**EXERCISE TASK**
From the line containing "What does this" through the last line of the entries below, repeat each line word for word and leave out the rest.

**GIVEN RECORDS**
########################################
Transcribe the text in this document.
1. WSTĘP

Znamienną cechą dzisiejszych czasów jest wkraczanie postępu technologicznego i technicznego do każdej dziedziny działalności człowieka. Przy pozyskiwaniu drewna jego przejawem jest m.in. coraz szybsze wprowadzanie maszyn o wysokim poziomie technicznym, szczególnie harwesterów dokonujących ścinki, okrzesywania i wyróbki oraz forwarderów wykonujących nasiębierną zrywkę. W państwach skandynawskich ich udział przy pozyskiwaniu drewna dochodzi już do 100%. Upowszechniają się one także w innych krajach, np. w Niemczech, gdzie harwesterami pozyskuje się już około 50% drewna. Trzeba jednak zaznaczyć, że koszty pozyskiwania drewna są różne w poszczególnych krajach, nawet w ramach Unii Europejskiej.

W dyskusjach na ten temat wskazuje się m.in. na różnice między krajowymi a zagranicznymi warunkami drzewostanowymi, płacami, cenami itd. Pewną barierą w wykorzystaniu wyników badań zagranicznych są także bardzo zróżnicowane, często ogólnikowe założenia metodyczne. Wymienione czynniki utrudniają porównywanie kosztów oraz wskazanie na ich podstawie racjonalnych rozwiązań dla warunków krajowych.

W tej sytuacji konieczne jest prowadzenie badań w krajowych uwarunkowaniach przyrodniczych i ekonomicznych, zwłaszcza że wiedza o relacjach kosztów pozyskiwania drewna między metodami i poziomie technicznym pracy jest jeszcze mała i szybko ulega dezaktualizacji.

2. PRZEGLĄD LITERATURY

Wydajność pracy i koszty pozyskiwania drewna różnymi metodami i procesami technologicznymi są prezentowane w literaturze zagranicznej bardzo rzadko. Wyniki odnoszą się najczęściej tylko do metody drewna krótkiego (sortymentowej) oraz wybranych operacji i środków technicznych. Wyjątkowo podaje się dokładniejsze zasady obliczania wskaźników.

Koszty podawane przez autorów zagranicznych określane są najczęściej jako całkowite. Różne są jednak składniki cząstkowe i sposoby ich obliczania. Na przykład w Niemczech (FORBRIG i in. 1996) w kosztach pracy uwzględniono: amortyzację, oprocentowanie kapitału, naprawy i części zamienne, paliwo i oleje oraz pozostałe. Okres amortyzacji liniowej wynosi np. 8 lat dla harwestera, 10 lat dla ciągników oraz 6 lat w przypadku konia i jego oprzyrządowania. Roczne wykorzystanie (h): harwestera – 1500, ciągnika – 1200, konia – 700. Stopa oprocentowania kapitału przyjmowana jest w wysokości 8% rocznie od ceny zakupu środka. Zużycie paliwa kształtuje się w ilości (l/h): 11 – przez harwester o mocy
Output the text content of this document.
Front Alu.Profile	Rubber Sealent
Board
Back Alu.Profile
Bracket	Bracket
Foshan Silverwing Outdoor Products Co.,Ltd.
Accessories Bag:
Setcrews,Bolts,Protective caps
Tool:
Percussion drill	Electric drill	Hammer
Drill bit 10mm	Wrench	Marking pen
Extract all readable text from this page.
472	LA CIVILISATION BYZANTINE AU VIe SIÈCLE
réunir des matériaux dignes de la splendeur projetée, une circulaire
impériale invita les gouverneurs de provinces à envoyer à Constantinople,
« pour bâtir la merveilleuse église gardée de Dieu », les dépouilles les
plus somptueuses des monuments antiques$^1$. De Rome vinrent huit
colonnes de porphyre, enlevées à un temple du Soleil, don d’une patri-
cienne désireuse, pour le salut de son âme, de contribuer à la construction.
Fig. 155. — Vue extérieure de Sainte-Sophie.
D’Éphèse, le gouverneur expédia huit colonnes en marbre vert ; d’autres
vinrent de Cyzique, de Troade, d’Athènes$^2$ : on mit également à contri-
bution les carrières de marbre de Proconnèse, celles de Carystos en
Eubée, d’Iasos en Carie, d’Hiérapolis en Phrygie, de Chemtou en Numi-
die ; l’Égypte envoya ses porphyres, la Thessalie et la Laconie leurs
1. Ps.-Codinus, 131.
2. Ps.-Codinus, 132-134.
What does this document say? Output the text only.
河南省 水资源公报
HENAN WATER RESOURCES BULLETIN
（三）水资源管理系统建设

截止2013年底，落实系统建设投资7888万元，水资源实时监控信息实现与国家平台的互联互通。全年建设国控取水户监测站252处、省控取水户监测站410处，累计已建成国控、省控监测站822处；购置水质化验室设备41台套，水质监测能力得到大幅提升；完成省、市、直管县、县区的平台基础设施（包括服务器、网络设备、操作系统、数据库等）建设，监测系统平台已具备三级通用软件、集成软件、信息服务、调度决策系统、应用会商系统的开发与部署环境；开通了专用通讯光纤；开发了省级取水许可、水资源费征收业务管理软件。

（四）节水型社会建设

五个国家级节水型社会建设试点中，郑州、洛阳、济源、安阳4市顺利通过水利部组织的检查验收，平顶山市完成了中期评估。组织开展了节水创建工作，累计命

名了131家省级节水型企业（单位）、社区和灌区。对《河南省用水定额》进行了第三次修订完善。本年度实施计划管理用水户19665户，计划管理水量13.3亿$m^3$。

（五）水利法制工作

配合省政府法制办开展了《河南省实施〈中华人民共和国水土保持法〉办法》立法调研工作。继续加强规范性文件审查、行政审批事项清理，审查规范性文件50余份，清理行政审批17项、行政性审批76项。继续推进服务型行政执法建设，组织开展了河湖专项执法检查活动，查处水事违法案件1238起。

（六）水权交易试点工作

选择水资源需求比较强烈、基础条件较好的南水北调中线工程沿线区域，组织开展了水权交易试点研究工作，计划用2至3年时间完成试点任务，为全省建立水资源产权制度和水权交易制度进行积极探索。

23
########################################
**SOLUTION BELOW**
What does this document say? Output the text only.
河南省 水资源公报
HENAN WATER RESOURCES BULLETIN
（三）水资源管理系统建设

截止2013年底，落实系统建设投资7888万元，水资源实时监控信息实现与国家平台的互联互通。全年建设国控取水户监测站252处、省控取水户监测站410处，累计已建成国控、省控监测站822处；购置水质化验室设备41台套，水质监测能力得到大幅提升；完成省、市、直管县、县区的平台基础设施（包括服务器、网络设备、操作系统、数据库等）建设，监测系统平台已具备三级通用软件、集成软件、信息服务、调度决策系统、应用会商系统的开发与部署环境；开通了专用通讯光纤；开发了省级取水许可、水资源费征收业务管理软件。

（四）节水型社会建设

五个国家级节水型社会建设试点中，郑州、洛阳、济源、安阳4市顺利通过水利部组织的检查验收，平顶山市完成了中期评估。组织开展了节水创建工作，累计命

名了131家省级节水型企业（单位）、社区和灌区。对《河南省用水定额》进行了第三次修订完善。本年度实施计划管理用水户19665户，计划管理水量13.3亿$m^3$。

（五）水利法制工作

配合省政府法制办开展了《河南省实施〈中华人民共和国水土保持法〉办法》立法调研工作。继续加强规范性文件审查、行政审批事项清理，审查规范性文件50余份，清理行政审批17项、行政性审批76项。继续推进服务型行政执法建设，组织开展了河湖专项执法检查活动，查处水事违法案件1238起。

（六）水权交易试点工作

选择水资源需求比较强烈、基础条件较好的南水北调中线工程沿线区域，组织开展了水权交易试点研究工作，计划用2至3年时间完成试点任务，为全省建立水资源产权制度和水权交易制度进行积极探索。

23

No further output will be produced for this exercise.